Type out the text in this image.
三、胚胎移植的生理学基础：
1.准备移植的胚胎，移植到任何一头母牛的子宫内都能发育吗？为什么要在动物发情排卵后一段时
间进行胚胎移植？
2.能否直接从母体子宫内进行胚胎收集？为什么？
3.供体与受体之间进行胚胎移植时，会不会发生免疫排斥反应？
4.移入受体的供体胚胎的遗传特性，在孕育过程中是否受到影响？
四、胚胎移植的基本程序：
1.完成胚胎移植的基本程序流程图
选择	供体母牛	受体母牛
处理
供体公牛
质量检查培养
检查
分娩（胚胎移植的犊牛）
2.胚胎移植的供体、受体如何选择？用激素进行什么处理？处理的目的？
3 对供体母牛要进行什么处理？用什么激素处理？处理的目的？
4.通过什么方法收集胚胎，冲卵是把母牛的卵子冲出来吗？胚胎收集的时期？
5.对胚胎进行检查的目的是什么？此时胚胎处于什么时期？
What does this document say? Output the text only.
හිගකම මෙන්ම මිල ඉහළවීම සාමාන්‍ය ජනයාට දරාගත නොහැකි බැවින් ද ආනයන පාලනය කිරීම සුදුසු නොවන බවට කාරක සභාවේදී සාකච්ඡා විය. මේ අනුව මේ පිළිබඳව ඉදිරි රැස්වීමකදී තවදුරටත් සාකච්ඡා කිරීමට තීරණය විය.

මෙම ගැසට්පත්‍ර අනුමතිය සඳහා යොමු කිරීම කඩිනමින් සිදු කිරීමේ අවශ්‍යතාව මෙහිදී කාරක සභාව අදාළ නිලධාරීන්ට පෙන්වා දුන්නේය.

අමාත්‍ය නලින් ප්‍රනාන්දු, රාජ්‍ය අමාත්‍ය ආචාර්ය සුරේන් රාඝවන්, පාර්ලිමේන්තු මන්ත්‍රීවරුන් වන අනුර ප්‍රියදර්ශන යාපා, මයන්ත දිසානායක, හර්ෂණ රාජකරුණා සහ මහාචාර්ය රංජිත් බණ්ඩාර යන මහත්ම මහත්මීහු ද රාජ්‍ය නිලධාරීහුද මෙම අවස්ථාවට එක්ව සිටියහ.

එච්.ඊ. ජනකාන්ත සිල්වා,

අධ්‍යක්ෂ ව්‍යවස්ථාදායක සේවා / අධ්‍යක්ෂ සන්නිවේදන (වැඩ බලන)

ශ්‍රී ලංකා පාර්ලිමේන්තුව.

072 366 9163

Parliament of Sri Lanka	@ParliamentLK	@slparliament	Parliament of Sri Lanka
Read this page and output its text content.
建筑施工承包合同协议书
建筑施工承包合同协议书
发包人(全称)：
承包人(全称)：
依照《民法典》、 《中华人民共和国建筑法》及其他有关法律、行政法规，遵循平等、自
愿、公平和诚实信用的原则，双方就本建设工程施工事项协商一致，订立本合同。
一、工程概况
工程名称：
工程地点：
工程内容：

___

> EXERCISE REQUIREMENTS
Write out every line of the listing that holds the word "text".

> ANSWER TO THIS PROBLEM
Type out the text in this image.
What does this document say? Output the text only.
Read this page and output its text content.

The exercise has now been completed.